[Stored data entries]
########
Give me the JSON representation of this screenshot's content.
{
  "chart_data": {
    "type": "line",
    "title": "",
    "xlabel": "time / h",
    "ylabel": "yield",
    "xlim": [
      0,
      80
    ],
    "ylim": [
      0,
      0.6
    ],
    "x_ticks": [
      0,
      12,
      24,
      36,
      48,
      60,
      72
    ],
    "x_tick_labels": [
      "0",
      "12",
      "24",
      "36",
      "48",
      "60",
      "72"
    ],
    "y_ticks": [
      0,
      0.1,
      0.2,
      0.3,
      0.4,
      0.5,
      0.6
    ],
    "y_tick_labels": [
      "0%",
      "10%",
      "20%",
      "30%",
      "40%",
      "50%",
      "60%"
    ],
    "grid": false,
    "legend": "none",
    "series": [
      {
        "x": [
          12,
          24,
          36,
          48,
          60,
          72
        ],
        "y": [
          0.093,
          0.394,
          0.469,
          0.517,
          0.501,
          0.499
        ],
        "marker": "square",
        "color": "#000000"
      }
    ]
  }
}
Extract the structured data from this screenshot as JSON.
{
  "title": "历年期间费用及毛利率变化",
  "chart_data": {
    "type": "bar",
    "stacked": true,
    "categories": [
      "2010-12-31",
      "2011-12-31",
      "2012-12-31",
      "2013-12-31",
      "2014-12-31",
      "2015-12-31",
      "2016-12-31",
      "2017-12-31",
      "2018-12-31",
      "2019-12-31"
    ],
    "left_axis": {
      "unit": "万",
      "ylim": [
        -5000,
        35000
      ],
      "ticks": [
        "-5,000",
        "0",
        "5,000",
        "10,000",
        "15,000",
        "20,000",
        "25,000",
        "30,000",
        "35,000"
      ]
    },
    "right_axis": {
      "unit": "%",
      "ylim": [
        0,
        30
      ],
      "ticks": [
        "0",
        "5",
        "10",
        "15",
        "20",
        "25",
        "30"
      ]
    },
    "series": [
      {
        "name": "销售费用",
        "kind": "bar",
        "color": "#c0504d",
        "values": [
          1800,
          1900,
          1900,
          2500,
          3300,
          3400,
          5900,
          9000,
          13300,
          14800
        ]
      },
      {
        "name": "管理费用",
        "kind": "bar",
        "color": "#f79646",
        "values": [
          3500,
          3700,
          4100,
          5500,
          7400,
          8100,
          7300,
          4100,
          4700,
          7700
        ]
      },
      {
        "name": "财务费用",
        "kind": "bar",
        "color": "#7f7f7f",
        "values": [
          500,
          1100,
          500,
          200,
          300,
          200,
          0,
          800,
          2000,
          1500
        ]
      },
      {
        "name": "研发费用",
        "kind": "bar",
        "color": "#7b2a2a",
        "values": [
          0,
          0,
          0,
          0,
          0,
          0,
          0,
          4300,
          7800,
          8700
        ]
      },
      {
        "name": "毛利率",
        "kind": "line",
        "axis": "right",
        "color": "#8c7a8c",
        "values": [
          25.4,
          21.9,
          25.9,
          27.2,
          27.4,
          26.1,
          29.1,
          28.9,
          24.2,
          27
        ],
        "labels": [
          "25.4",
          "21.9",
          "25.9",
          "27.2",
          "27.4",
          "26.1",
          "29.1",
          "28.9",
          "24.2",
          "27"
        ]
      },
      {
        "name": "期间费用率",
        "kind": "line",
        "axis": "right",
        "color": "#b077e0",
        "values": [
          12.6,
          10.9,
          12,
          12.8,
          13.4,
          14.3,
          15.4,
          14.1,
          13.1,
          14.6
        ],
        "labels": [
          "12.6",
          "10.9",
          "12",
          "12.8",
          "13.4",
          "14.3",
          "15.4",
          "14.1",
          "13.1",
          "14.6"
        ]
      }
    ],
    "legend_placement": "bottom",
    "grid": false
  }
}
########
● **GOAL**
The lines above form a set of records; determine how many of them contain the string "color" and give that number alone.

● **RESULT OF THIS TASK**
7